▶ What is asked
Select all lines with the string "toolbar" in them, and copy those lines.

▶ Items
* begin *

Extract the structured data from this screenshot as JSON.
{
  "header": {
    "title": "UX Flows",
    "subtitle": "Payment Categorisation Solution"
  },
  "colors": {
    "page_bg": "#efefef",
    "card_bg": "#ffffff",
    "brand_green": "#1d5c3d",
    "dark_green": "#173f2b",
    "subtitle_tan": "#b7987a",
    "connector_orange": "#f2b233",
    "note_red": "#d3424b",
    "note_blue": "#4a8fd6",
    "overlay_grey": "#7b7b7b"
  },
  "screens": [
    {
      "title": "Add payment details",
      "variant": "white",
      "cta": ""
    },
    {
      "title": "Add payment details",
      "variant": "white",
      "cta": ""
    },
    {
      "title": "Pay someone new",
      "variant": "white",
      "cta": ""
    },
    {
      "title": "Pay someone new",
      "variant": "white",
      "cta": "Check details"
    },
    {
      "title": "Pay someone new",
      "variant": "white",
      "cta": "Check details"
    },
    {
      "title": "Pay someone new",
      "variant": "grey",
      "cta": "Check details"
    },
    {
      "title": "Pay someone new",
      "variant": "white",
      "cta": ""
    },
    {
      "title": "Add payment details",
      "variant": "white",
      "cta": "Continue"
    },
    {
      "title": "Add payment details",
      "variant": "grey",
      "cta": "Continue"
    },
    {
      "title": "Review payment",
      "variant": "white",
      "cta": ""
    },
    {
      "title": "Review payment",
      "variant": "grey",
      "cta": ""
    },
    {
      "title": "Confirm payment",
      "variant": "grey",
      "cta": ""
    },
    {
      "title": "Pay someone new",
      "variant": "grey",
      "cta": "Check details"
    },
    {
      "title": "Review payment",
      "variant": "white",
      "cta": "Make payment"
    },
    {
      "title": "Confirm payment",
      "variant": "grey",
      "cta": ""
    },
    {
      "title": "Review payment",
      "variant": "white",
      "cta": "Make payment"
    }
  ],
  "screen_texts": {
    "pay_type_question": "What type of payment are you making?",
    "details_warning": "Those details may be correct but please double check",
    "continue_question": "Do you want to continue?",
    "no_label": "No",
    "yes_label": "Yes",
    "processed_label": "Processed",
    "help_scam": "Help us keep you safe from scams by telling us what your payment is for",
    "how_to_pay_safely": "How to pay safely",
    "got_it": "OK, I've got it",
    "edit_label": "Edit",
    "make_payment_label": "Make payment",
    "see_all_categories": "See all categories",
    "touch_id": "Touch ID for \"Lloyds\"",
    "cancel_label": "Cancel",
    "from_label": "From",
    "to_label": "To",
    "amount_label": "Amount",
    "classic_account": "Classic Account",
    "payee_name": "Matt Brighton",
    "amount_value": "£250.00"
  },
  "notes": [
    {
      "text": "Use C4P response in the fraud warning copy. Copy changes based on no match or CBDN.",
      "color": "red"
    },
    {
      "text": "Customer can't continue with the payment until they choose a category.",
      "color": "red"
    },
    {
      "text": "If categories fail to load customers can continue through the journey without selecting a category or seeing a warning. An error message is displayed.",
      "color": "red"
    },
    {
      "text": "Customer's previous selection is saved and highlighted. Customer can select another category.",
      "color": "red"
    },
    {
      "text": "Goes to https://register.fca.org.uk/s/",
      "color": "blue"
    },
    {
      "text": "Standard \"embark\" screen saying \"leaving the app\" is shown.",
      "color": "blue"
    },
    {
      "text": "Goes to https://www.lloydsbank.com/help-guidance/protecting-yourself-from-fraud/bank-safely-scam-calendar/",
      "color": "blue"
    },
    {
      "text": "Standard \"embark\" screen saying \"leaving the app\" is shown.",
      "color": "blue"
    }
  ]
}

* end *
* begin *

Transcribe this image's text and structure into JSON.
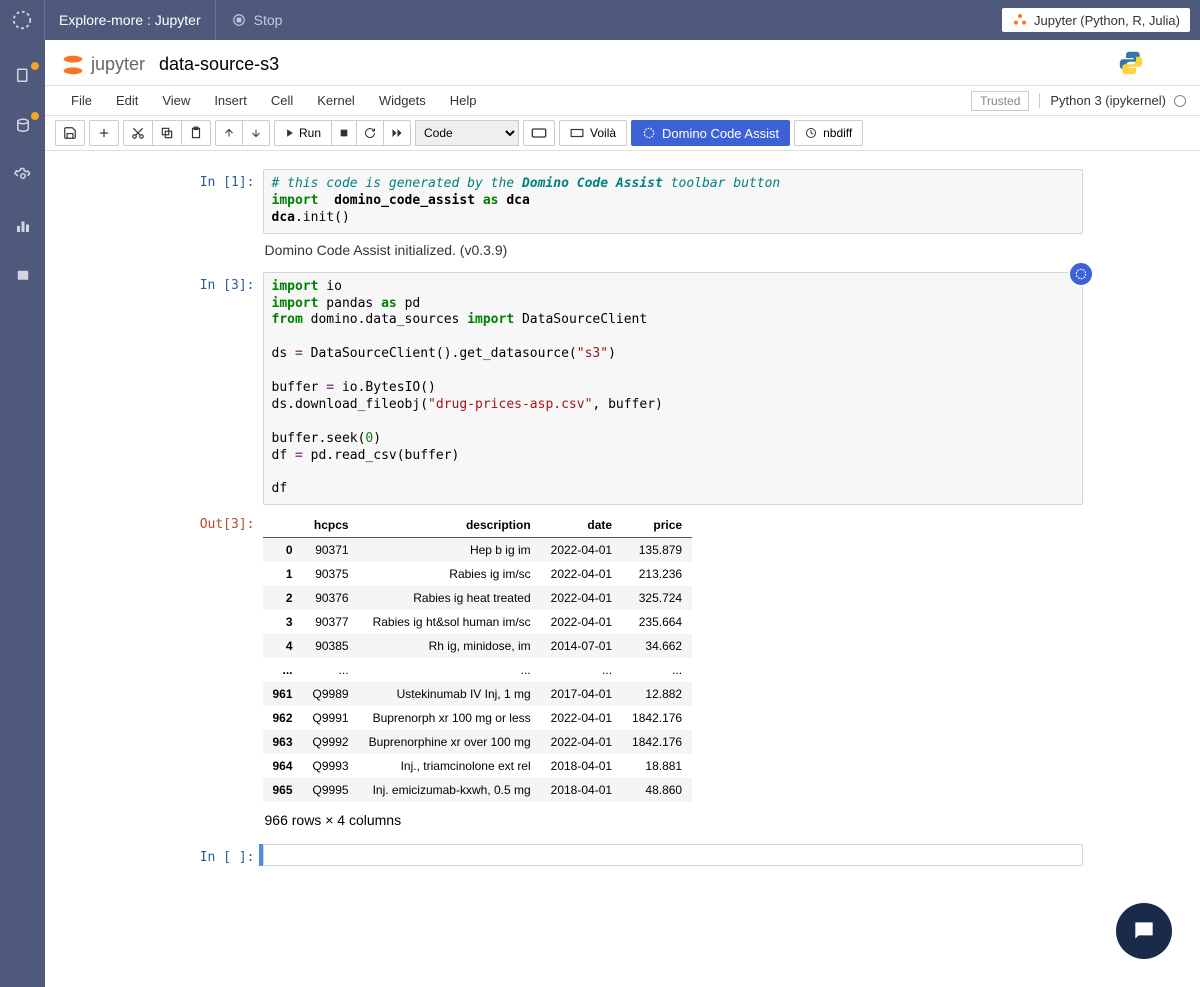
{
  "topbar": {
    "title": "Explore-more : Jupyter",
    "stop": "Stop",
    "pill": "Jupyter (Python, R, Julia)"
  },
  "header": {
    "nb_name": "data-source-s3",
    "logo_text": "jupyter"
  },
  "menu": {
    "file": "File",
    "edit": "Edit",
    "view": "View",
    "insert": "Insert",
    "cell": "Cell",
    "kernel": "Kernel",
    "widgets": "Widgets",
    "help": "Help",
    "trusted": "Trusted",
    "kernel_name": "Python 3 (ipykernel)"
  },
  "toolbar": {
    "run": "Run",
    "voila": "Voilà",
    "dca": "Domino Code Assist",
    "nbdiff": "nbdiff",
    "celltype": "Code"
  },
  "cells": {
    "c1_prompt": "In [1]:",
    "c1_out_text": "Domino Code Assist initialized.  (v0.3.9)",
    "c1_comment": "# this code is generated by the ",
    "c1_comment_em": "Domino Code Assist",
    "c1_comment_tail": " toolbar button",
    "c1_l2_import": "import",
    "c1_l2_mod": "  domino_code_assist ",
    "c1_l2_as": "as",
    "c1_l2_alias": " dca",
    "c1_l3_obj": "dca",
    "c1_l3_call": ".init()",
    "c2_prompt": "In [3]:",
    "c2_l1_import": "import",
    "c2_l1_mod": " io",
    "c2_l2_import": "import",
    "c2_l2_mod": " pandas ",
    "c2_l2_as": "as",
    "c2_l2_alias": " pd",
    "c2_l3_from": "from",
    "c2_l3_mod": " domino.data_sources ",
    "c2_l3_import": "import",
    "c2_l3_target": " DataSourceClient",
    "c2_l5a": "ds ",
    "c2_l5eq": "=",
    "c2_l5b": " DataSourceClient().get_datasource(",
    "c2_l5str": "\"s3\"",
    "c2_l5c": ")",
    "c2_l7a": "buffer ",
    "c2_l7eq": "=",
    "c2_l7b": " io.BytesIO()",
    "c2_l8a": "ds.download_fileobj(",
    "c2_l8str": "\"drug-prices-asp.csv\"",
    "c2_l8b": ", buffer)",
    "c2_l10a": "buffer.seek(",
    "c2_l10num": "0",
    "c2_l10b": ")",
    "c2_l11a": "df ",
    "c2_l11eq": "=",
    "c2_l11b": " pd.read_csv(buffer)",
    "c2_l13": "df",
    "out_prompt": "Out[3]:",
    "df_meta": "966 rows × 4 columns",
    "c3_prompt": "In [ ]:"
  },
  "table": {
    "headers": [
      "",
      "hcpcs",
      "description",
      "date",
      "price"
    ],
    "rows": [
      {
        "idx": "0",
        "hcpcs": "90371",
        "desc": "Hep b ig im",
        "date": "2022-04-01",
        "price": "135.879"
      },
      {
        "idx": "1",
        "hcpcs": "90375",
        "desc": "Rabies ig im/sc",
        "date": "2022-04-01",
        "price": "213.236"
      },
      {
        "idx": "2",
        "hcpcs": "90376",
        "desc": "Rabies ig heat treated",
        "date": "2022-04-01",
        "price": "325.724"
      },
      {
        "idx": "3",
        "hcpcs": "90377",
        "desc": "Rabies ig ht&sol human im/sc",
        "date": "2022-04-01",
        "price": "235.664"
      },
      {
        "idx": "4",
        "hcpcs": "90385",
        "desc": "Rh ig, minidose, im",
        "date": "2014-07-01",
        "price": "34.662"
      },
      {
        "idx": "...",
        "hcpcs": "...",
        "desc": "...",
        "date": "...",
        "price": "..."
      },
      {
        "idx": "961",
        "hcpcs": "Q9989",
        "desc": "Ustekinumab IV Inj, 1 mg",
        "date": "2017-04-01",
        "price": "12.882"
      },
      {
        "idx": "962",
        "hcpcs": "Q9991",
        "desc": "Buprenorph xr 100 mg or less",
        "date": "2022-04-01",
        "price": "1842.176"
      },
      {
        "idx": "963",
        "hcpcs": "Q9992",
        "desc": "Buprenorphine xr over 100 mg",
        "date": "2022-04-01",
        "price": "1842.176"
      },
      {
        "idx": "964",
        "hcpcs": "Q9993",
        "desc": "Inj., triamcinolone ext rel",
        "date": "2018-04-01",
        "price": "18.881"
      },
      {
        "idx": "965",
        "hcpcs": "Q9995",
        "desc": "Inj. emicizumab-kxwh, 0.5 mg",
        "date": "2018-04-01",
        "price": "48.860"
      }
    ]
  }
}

* end *

▶ Full answer
  "toolbar": {
    "c1_comment_tail": " toolbar button",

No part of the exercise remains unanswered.